WHAT TO WORK ON
Extract all lines from the data beneath that include the word "valve".
--------------------------------------------------
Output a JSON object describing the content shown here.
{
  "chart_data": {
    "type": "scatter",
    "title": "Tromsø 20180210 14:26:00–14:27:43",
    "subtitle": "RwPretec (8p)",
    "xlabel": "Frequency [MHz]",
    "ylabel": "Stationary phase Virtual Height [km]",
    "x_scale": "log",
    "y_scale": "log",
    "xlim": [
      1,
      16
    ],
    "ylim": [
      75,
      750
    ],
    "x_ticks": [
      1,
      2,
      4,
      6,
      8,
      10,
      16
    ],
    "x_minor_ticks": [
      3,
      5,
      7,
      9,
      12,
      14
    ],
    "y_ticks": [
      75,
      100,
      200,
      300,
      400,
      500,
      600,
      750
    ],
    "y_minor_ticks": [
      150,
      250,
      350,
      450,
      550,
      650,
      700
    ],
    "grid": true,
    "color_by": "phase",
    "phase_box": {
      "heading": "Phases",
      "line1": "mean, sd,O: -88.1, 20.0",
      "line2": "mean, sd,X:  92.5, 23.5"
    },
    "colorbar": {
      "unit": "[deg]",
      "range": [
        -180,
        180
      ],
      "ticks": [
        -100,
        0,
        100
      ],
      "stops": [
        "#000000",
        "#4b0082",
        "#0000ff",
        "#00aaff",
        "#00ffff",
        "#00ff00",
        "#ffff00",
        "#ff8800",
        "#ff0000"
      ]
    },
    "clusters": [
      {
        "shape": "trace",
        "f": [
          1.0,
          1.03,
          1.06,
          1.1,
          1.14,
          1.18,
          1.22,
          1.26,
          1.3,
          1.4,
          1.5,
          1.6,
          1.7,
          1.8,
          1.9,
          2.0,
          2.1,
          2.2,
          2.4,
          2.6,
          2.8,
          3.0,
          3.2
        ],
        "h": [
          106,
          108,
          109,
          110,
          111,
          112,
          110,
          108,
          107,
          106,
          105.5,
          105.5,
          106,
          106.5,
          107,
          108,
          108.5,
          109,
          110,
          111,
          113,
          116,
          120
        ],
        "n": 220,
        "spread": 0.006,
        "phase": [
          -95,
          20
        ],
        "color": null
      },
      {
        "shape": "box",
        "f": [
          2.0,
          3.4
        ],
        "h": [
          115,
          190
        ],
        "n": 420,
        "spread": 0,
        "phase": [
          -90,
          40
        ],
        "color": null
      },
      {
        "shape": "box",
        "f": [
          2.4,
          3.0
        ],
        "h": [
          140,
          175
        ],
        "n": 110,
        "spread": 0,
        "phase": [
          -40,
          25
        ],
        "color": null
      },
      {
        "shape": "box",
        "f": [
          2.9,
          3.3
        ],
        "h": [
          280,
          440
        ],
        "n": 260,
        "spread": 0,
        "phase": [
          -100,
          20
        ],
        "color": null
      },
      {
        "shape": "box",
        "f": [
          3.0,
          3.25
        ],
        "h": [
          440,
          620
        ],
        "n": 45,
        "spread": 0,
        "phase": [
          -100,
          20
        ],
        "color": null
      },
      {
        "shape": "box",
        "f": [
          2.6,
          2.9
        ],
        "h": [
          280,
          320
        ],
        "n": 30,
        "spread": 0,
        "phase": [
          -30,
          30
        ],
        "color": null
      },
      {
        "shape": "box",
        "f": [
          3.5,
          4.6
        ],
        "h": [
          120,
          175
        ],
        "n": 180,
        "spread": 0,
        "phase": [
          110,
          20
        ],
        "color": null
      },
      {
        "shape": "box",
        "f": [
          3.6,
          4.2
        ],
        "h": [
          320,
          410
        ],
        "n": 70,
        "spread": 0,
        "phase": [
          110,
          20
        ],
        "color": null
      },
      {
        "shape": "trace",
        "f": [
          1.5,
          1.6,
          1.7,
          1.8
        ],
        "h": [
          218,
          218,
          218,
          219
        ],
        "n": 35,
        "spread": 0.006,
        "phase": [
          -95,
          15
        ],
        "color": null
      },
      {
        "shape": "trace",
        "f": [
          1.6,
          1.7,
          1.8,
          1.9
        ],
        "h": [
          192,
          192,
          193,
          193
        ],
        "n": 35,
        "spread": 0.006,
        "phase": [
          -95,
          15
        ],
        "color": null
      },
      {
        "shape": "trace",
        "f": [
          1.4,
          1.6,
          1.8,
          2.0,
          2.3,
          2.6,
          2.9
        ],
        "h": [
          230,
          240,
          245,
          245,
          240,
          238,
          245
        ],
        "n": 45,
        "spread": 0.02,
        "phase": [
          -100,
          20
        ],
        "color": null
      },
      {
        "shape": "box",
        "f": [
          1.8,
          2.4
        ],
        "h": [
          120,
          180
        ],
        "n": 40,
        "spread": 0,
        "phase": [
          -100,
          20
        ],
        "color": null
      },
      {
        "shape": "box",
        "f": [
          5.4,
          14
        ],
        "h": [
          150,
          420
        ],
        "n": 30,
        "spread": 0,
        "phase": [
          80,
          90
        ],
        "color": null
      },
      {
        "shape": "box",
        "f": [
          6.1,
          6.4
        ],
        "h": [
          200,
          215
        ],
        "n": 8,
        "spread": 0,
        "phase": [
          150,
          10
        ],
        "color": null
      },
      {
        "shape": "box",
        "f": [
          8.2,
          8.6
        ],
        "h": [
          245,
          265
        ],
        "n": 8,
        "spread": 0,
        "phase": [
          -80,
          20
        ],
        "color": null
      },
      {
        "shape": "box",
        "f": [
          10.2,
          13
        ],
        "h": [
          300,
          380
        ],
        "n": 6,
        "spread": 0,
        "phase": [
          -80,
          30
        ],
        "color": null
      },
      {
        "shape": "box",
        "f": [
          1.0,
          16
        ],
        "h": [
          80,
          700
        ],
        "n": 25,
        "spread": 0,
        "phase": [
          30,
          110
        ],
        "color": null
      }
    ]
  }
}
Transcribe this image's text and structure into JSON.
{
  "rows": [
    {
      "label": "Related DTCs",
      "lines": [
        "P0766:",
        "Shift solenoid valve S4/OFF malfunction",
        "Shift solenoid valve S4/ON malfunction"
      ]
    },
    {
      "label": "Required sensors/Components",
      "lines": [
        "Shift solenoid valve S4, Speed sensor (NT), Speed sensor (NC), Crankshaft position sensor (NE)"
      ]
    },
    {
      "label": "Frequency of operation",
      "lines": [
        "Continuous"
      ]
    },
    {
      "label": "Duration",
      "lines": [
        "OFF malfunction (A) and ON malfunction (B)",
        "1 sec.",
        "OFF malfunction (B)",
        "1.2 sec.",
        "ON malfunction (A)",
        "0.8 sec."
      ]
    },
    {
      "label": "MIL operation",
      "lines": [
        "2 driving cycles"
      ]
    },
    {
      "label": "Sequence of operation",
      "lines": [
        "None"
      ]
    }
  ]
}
--------------------------------------------------
RESPONSE
        "Shift solenoid valve S4/OFF malfunction",
        "Shift solenoid valve S4/ON malfunction"
        "Shift solenoid valve S4, Speed sensor (NT), Speed sensor (NC), Crankshaft position sensor (NE)"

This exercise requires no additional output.